** Begin **

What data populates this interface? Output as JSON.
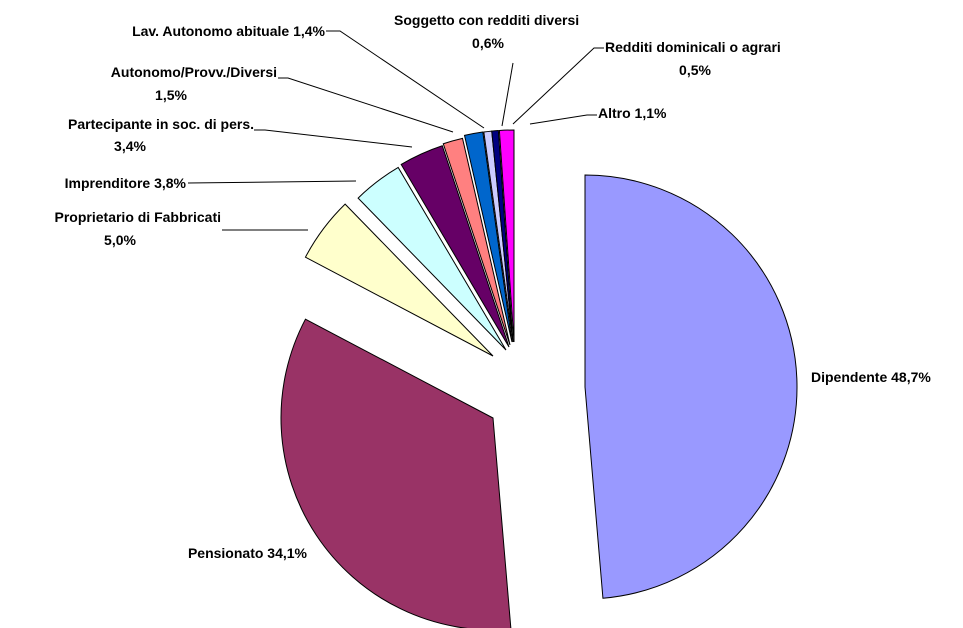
{
  "chart_data": {
    "type": "pie",
    "slices": [
      {
        "label": "Dipendente 48,7%",
        "value": 48.7,
        "color": "#9999ff"
      },
      {
        "label": "Pensionato 34,1%",
        "value": 34.1,
        "color": "#993366"
      },
      {
        "label": "Proprietario di Fabbricati",
        "label2": "5,0%",
        "value": 5.0,
        "color": "#ffffcc"
      },
      {
        "label": "Imprenditore 3,8%",
        "value": 3.8,
        "color": "#ccffff"
      },
      {
        "label": "Partecipante in soc. di pers.",
        "label2": "3,4%",
        "value": 3.4,
        "color": "#660066"
      },
      {
        "label": "Autonomo/Provv./Diversi",
        "label2": "1,5%",
        "value": 1.5,
        "color": "#ff8080"
      },
      {
        "label": "Lav. Autonomo abituale 1,4%",
        "value": 1.4,
        "color": "#0066cc"
      },
      {
        "label": "Soggetto con redditi diversi",
        "label2": "0,6%",
        "value": 0.6,
        "color": "#ccccff"
      },
      {
        "label": "Redditi dominicali o agrari",
        "label2": "0,5%",
        "value": 0.5,
        "color": "#000080"
      },
      {
        "label": "Altro 1,1%",
        "value": 1.1,
        "color": "#ff00ff"
      }
    ]
  }
}
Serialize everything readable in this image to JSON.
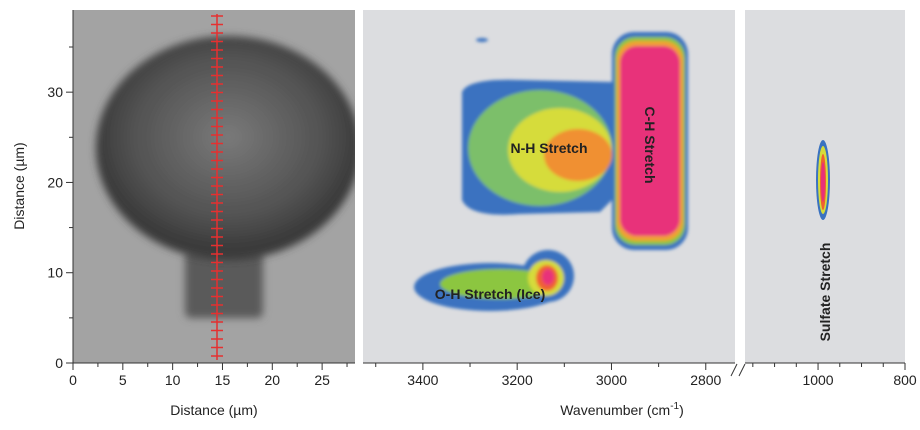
{
  "chart_data": [
    {
      "type": "image",
      "xlim": [
        0,
        28.3
      ],
      "xticks": [
        0,
        5,
        10,
        15,
        20,
        25
      ],
      "minor_xticks": [
        2.5,
        7.5,
        12.5,
        17.5,
        22.5,
        27.5
      ],
      "ylim": [
        0,
        39.1
      ],
      "yticks": [
        0,
        10,
        20,
        30
      ],
      "minor_yticks": [
        5,
        15,
        25,
        35
      ],
      "x_label": "Distance (µm)",
      "y_label": "Distance (µm)"
    },
    {
      "type": "map",
      "xlim": [
        3527,
        2738
      ],
      "xticks": [
        3400,
        3200,
        3000,
        2800
      ],
      "minor_xticks": [
        3500,
        3300,
        3100,
        2900
      ],
      "x_label": {
        "text": "Wavenumber (cm",
        "superscript": "-1",
        "suffix": ")"
      },
      "annotations": [
        "N-H Stretch",
        "C-H Stretch",
        "O-H Stretch (Ice)"
      ]
    },
    {
      "type": "map",
      "xlim": [
        1168,
        800
      ],
      "xticks": [
        1000,
        800
      ],
      "minor_xticks": [
        1150,
        1100,
        1050,
        950,
        900,
        850
      ],
      "annotations": [
        "Sulfate Stretch"
      ]
    }
  ]
}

** End **

• **Stated exercise**:
Copy out each line word for word, please, skipping the images.

• **Exercise result**:
What data populates this interface? Output as JSON.
{
  "chart_data": {
    "type": "pie",
    "slices": [
      {
        "label": "Dipendente 48,7%",
        "value": 48.7,
        "color": "#9999ff"
      },
      {
        "label": "Pensionato 34,1%",
        "value": 34.1,
        "color": "#993366"
      },
      {
        "label": "Proprietario di Fabbricati",
        "label2": "5,0%",
        "value": 5.0,
        "color": "#ffffcc"
      },
      {
        "label": "Imprenditore 3,8%",
        "value": 3.8,
        "color": "#ccffff"
      },
      {
        "label": "Partecipante in soc. di pers.",
        "label2": "3,4%",
        "value": 3.4,
        "color": "#660066"
      },
      {
        "label": "Autonomo/Provv./Diversi",
        "label2": "1,5%",
        "value": 1.5,
        "color": "#ff8080"
      },
      {
        "label": "Lav. Autonomo abituale 1,4%",
        "value": 1.4,
        "color": "#0066cc"
      },
      {
        "label": "Soggetto con redditi diversi",
        "label2": "0,6%",
        "value": 0.6,
        "color": "#ccccff"
      },
      {
        "label": "Redditi dominicali o agrari",
        "label2": "0,5%",
        "value": 0.5,
        "color": "#000080"
      },
      {
        "label": "Altro 1,1%",
        "value": 1.1,
        "color": "#ff00ff"
      }
    ]
  }
}
Serialize everything readable in this image to JSON.
{
  "chart_data": [
    {
      "type": "image",
      "xlim": [
        0,
        28.3
      ],
      "xticks": [
        0,
        5,
        10,
        15,
        20,
        25
      ],
      "minor_xticks": [
        2.5,
        7.5,
        12.5,
        17.5,
        22.5,
        27.5
      ],
      "ylim": [
        0,
        39.1
      ],
      "yticks": [
        0,
        10,
        20,
        30
      ],
      "minor_yticks": [
        5,
        15,
        25,
        35
      ],
      "x_label": "Distance (µm)",
      "y_label": "Distance (µm)"
    },
    {
      "type": "map",
      "xlim": [
        3527,
        2738
      ],
      "xticks": [
        3400,
        3200,
        3000,
        2800
      ],
      "minor_xticks": [
        3500,
        3300,
        3100,
        2900
      ],
      "x_label": {
        "text": "Wavenumber (cm",
        "superscript": "-1",
        "suffix": ")"
      },
      "annotations": [
        "N-H Stretch",
        "C-H Stretch",
        "O-H Stretch (Ice)"
      ]
    },
    {
      "type": "map",
      "xlim": [
        1168,
        800
      ],
      "xticks": [
        1000,
        800
      ],
      "minor_xticks": [
        1150,
        1100,
        1050,
        950,
        900,
        850
      ],
      "annotations": [
        "Sulfate Stretch"
      ]
    }
  ]
}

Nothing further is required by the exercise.